--- What to do ---
Using the records provided below, locate and copy each line that contains the word "Показатель".

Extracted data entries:
------------------------------
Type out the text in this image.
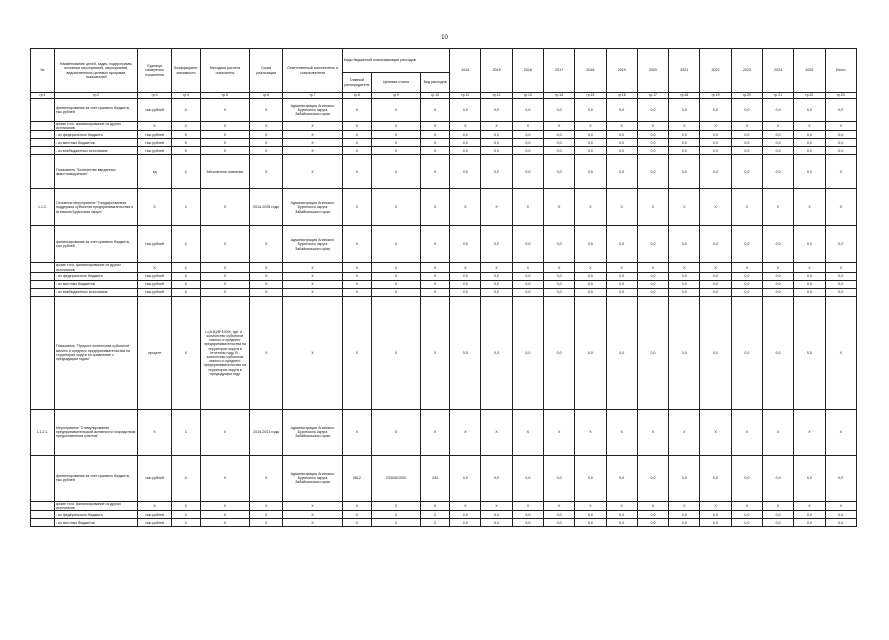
10
№	Наименование целей, задач, подпрограмм, основных мероприятий, мероприятий, ведомственных целевых программ, показателей	Единица измерения показателя	Коэффициент значимости	Методика расчета показателя	Сроки реализации	Ответственный исполнитель и соисполнители	Коды бюджетной классификации расходов			2014	2015	2016	2017	2018	2019	2020	2021	2022	2023	2024	2025	Итого
							Главный распорядитель	Целевая статья	Вид расходов													
гр.1	гр.2	гр.3	гр.4	гр.5	гр.6	гр.7	гр.8	гр.9	гр.10	гр.11	гр.12	гр.13	гр.14	гр.15	гр.16	гр.17	гр.18	гр.19	гр.20	гр.21	гр.22	гр.23
	финансирование за счет краевого бюджета, тыс.рублей	тыс.рублей	Х	Х	Х	Администрация Агинского Бурятского округа Забайкальского края	Х	Х	Х	0,0	0,0	0,0	0,0	0,0	0,0	0,0	0,0	0,0	0,0	0,0	0,0	0,0
	кроме того, финансирование из других источников	Х	Х	Х	Х	Х	Х	Х	Х	Х	Х	Х	Х	Х	Х	Х	Х	Х	Х	Х	Х	Х
	- из федерального бюджета	тыс.рублей	Х	Х	Х	Х	Х	Х	Х	0,0	0,0	0,0	0,0	0,0	0,0	0,0	0,0	0,0	0,0	0,0	0,0	0,0
	- из местных бюджетов	тыс.рублей	Х	Х	Х	Х	Х	Х	Х	0,0	0,0	0,0	0,0	0,0	0,0	0,0	0,0	0,0	0,0	0,0	0,0	0,0
	- из внебюджетных источников	тыс.рублей	Х	Х	Х	Х	Х	Х	Х	0,0	0,0	0,0	0,0	0,0	0,0	0,0	0,0	0,0	0,0	0,0	0,0	0,0
	Показатель "Количество введенных животноводческих"	ед	Х	Абсолютное значение	Х	Х	Х	Х	Х	0,0	0,0	0,0	0,0	0,0	0,0	0,0	0,0	0,0	0,0	0,0	0,0	Х
1.1.2.	Основное мероприятие "Государственная поддержка субъектов предпринимательства в Агинском Бурятском округе"	Х	1	Х	2014-2025 годы	Администрация Агинского Бурятского округа Забайкальского края	Х	Х	Х	Х	Х	Х	Х	Х	Х	Х	Х	Х	Х	Х	Х	Х
	финансирование за счет краевого бюджета, тыс.рублей	тыс.рублей	Х	Х	Х	Администрация Агинского Бурятского округа Забайкальского края	Х	Х	Х	0,0	0,0	0,0	0,0	0,0	0,0	0,0	0,0	0,0	0,0	0,0	0,0	0,0
	кроме того, финансирование из других источников	Х	Х	Х	Х	Х	Х	Х	Х	Х	Х	Х	Х	Х	Х	Х	Х	Х	Х	Х	Х	Х
	- из федерального бюджета	тыс.рублей	Х	Х	Х	Х	Х	Х	Х	0,0	0,0	0,0	0,0	0,0	0,0	0,0	0,0	0,0	0,0	0,0	0,0	0,0
	- из местных бюджетов	тыс.рублей	Х	Х	Х	Х	Х	Х	Х	0,0	0,0	0,0	0,0	0,0	0,0	0,0	0,0	0,0	0,0	0,0	0,0	0,0
	- из внебюджетных источников	тыс.рублей	Х	Х	Х	Х	Х	Х	Х	0,0	0,0	0,0	0,0	0,0	0,0	0,0	0,0	0,0	0,0	0,0	0,0	0,0
	Показатель "Прирост количества субъектов малого и среднего предпринимательства на территории округа по сравнению с предыдущим годом"	процент	Х	I=(А-В)/В*100%, где: А - количество субъектов малого и среднего предпринимательства на территории округа в отчетном году, В - количество субъектов малого и среднего предпринимательства на территории округа в предыдущем году	Х	Х	Х	Х	Х	0,0	0,0	0,0	0,0	0,0	0,0	0,0	0,0	0,0	0,0	0,0	0,0	Х
1.1.2.1.	Мероприятие "Стимулирование предпринимательской активности посредством предоставления грантов"	Х	1	Х	2014-2021 годы	Администрация Агинского Бурятского округа Забайкальского края	Х	Х	Х	Х	Х	Х	Х	Х	Х	Х	Х	Х	Х	Х	Х	Х
	финансирование за счет краевого бюджета, тыс.рублей	тыс.рублей	Х	Х	Х	Администрация Агинского Бурятского округа Забайкальского края	0812	2330401000	244	0,0	0,0	0,0	0,0	0,0	0,0	0,0	0,0	0,0	0,0	0,0	0,0	0,0
	кроме того, финансирование из других источников	Х	Х	Х	Х	Х	Х	Х	Х	Х	Х	Х	Х	Х	Х	Х	Х	Х	Х	Х	Х	Х
	- из федерального бюджета	тыс.рублей	Х	Х	Х	Х	Х	Х	Х	0,0	0,0	0,0	0,0	0,0	0,0	0,0	0,0	0,0	0,0	0,0	0,0	0,0
	- из местных бюджетов	тыс.рублей	Х	Х	Х	Х	Х	Х	Х	0,0	0,0	0,0	0,0	0,0	0,0	0,0	0,0	0,0	0,0	0,0	0,0	0,0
------------------------------
--- Problem solution ---
	Показатель "Количество введенных животноводческих"	ед	Х	Абсолютное значение	Х	Х	Х	Х	Х	0,0	0,0	0,0	0,0	0,0	0,0	0,0	0,0	0,0	0,0	0,0	0,0	Х
	Показатель "Прирост количества субъектов малого и среднего предпринимательства на территории округа по сравнению с предыдущим годом"	процент	Х	I=(А-В)/В*100%, где: А - количество субъектов малого и среднего предпринимательства на территории округа в отчетном году, В - количество субъектов малого и среднего предпринимательства на территории округа в предыдущем году	Х	Х	Х	Х	Х	0,0	0,0	0,0	0,0	0,0	0,0	0,0	0,0	0,0	0,0	0,0	0,0	Х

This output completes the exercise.